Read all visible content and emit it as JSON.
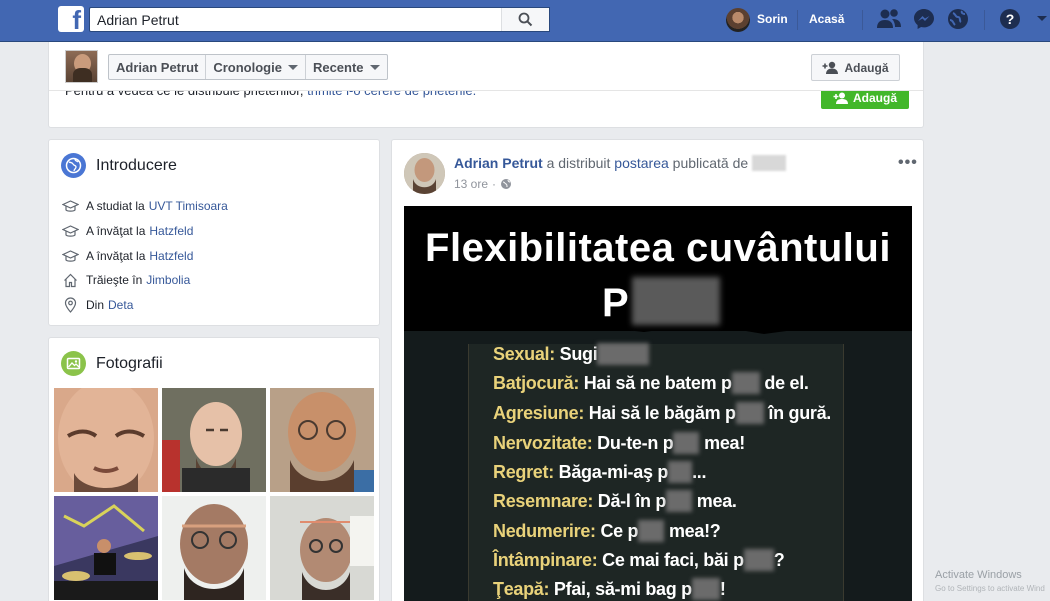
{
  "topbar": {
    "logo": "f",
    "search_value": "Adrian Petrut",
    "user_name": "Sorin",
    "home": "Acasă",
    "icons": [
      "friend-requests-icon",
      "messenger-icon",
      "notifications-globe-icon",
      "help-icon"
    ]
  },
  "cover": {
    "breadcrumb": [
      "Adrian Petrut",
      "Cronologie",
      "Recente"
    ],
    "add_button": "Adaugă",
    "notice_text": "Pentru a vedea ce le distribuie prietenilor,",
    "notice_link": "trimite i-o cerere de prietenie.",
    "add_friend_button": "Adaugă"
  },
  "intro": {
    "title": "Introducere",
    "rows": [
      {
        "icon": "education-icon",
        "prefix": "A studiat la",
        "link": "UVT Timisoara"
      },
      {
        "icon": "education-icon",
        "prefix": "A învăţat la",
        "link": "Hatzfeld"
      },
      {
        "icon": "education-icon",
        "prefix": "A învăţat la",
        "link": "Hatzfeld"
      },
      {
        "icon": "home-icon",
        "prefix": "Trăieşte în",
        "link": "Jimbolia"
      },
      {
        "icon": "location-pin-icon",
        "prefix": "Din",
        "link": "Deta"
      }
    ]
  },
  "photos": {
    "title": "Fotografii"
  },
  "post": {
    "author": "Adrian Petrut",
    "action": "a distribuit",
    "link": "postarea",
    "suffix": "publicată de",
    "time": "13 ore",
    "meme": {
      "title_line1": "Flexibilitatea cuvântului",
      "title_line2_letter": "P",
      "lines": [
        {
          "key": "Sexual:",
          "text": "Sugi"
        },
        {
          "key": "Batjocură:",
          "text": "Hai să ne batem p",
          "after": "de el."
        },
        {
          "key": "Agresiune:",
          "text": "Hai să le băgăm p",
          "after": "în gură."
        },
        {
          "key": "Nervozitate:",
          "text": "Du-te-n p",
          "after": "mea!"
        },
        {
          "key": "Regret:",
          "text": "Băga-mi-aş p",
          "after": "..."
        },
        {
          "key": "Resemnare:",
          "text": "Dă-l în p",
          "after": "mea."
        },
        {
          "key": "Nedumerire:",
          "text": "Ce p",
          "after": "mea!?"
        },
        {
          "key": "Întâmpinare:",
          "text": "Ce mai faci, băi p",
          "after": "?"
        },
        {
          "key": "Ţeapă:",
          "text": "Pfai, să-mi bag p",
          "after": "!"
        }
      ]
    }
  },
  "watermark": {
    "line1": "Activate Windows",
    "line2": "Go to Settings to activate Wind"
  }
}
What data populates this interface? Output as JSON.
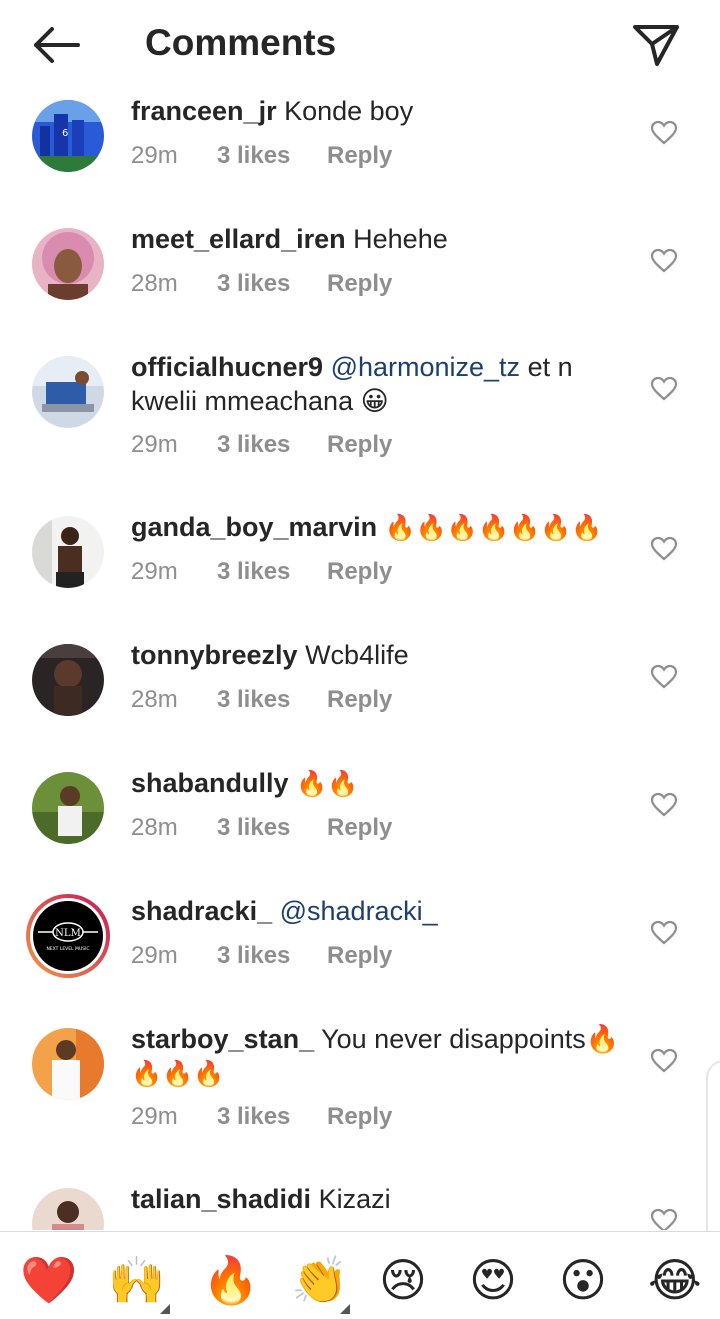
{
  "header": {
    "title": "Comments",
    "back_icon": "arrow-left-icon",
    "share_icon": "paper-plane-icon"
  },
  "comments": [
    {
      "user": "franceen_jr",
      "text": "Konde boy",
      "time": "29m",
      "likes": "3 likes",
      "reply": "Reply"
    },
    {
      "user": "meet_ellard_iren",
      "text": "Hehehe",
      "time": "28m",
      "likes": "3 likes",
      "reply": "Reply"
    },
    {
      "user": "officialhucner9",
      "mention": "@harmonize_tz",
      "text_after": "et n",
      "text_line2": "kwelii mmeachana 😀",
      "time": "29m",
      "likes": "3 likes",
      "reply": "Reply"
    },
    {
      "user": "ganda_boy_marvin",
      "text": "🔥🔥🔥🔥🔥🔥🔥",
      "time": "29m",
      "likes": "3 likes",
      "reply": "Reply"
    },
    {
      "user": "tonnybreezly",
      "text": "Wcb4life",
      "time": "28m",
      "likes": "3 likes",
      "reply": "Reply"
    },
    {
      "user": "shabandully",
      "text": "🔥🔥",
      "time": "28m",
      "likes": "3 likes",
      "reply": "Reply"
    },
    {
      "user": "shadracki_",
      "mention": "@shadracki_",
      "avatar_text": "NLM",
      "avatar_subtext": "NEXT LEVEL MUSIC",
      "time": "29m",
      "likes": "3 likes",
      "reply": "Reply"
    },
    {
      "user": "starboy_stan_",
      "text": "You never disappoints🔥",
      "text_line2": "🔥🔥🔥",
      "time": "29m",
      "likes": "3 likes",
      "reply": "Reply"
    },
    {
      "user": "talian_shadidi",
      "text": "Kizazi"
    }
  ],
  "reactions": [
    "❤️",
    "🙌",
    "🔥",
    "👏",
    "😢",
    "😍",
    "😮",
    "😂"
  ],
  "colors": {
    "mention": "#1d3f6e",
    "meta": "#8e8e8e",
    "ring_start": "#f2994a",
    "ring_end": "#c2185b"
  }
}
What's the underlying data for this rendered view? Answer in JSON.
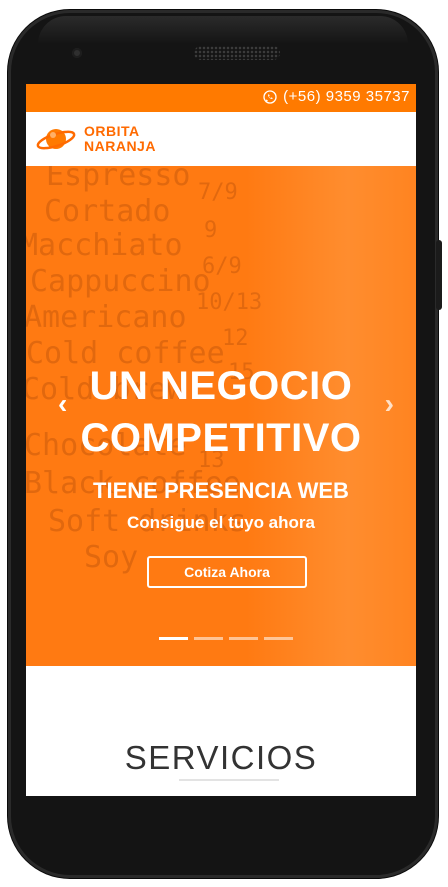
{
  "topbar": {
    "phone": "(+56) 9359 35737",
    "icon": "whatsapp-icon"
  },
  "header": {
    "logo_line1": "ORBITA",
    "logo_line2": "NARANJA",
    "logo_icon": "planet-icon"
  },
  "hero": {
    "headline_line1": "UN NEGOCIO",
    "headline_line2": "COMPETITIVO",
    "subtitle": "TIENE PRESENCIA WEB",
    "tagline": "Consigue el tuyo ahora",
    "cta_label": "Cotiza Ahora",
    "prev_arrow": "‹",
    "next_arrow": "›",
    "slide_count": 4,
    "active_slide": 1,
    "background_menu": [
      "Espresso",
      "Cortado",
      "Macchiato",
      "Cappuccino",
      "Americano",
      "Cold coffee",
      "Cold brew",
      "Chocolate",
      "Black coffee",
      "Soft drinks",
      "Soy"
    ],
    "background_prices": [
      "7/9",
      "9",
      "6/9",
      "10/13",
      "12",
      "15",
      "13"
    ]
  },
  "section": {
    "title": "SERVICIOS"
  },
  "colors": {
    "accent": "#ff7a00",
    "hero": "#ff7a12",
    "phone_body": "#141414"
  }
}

----

§ **EXERCISE BRIEF**
Without the pictures, write out all of the material exactly.

§ **RIGHT ANSWER**
Read all visible content and emit it as JSON.
{
  "topbar": {
    "logo": "f",
    "search_value": "Adrian Petrut",
    "user_name": "Sorin",
    "home": "Acasă",
    "icons": [
      "friend-requests-icon",
      "messenger-icon",
      "notifications-globe-icon",
      "help-icon"
    ]
  },
  "cover": {
    "breadcrumb": [
      "Adrian Petrut",
      "Cronologie",
      "Recente"
    ],
    "add_button": "Adaugă",
    "notice_text": "Pentru a vedea ce le distribuie prietenilor,",
    "notice_link": "trimite i-o cerere de prietenie.",
    "add_friend_button": "Adaugă"
  },
  "intro": {
    "title": "Introducere",
    "rows": [
      {
        "icon": "education-icon",
        "prefix": "A studiat la",
        "link": "UVT Timisoara"
      },
      {
        "icon": "education-icon",
        "prefix": "A învăţat la",
        "link": "Hatzfeld"
      },
      {
        "icon": "education-icon",
        "prefix": "A învăţat la",
        "link": "Hatzfeld"
      },
      {
        "icon": "home-icon",
        "prefix": "Trăieşte în",
        "link": "Jimbolia"
      },
      {
        "icon": "location-pin-icon",
        "prefix": "Din",
        "link": "Deta"
      }
    ]
  },
  "photos": {
    "title": "Fotografii"
  },
  "post": {
    "author": "Adrian Petrut",
    "action": "a distribuit",
    "link": "postarea",
    "suffix": "publicată de",
    "time": "13 ore",
    "meme": {
      "title_line1": "Flexibilitatea cuvântului",
      "title_line2_letter": "P",
      "lines": [
        {
          "key": "Sexual:",
          "text": "Sugi"
        },
        {
          "key": "Batjocură:",
          "text": "Hai să ne batem p",
          "after": "de el."
        },
        {
          "key": "Agresiune:",
          "text": "Hai să le băgăm p",
          "after": "în gură."
        },
        {
          "key": "Nervozitate:",
          "text": "Du-te-n p",
          "after": "mea!"
        },
        {
          "key": "Regret:",
          "text": "Băga-mi-aş p",
          "after": "..."
        },
        {
          "key": "Resemnare:",
          "text": "Dă-l în p",
          "after": "mea."
        },
        {
          "key": "Nedumerire:",
          "text": "Ce p",
          "after": "mea!?"
        },
        {
          "key": "Întâmpinare:",
          "text": "Ce mai faci, băi p",
          "after": "?"
        },
        {
          "key": "Ţeapă:",
          "text": "Pfai, să-mi bag p",
          "after": "!"
        }
      ]
    }
  },
  "watermark": {
    "line1": "Activate Windows",
    "line2": "Go to Settings to activate Wind"
  }
}
What data populates this interface? Output as JSON.
{
  "header": {
    "title": "Comments",
    "back_icon": "arrow-left-icon",
    "share_icon": "paper-plane-icon"
  },
  "comments": [
    {
      "user": "franceen_jr",
      "text": "Konde boy",
      "time": "29m",
      "likes": "3 likes",
      "reply": "Reply"
    },
    {
      "user": "meet_ellard_iren",
      "text": "Hehehe",
      "time": "28m",
      "likes": "3 likes",
      "reply": "Reply"
    },
    {
      "user": "officialhucner9",
      "mention": "@harmonize_tz",
      "text_after": "et n",
      "text_line2": "kwelii mmeachana 😀",
      "time": "29m",
      "likes": "3 likes",
      "reply": "Reply"
    },
    {
      "user": "ganda_boy_marvin",
      "text": "🔥🔥🔥🔥🔥🔥🔥",
      "time": "29m",
      "likes": "3 likes",
      "reply": "Reply"
    },
    {
      "user": "tonnybreezly",
      "text": "Wcb4life",
      "time": "28m",
      "likes": "3 likes",
      "reply": "Reply"
    },
    {
      "user": "shabandully",
      "text": "🔥🔥",
      "time": "28m",
      "likes": "3 likes",
      "reply": "Reply"
    },
    {
      "user": "shadracki_",
      "mention": "@shadracki_",
      "avatar_text": "NLM",
      "avatar_subtext": "NEXT LEVEL MUSIC",
      "time": "29m",
      "likes": "3 likes",
      "reply": "Reply"
    },
    {
      "user": "starboy_stan_",
      "text": "You never disappoints🔥",
      "text_line2": "🔥🔥🔥",
      "time": "29m",
      "likes": "3 likes",
      "reply": "Reply"
    },
    {
      "user": "talian_shadidi",
      "text": "Kizazi"
    }
  ],
  "reactions": [
    "❤️",
    "🙌",
    "🔥",
    "👏",
    "😢",
    "😍",
    "😮",
    "😂"
  ],
  "colors": {
    "mention": "#1d3f6e",
    "meta": "#8e8e8e",
    "ring_start": "#f2994a",
    "ring_end": "#c2185b"
  }
}
What's the underlying data for this rendered view? Answer in JSON.
{
  "topbar": {
    "phone": "(+56) 9359 35737",
    "icon": "whatsapp-icon"
  },
  "header": {
    "logo_line1": "ORBITA",
    "logo_line2": "NARANJA",
    "logo_icon": "planet-icon"
  },
  "hero": {
    "headline_line1": "UN NEGOCIO",
    "headline_line2": "COMPETITIVO",
    "subtitle": "TIENE PRESENCIA WEB",
    "tagline": "Consigue el tuyo ahora",
    "cta_label": "Cotiza Ahora",
    "prev_arrow": "‹",
    "next_arrow": "›",
    "slide_count": 4,
    "active_slide": 1,
    "background_menu": [
      "Espresso",
      "Cortado",
      "Macchiato",
      "Cappuccino",
      "Americano",
      "Cold coffee",
      "Cold brew",
      "Chocolate",
      "Black coffee",
      "Soft drinks",
      "Soy"
    ],
    "background_prices": [
      "7/9",
      "9",
      "6/9",
      "10/13",
      "12",
      "15",
      "13"
    ]
  },
  "section": {
    "title": "SERVICIOS"
  },
  "colors": {
    "accent": "#ff7a00",
    "hero": "#ff7a12",
    "phone_body": "#141414"
  }
}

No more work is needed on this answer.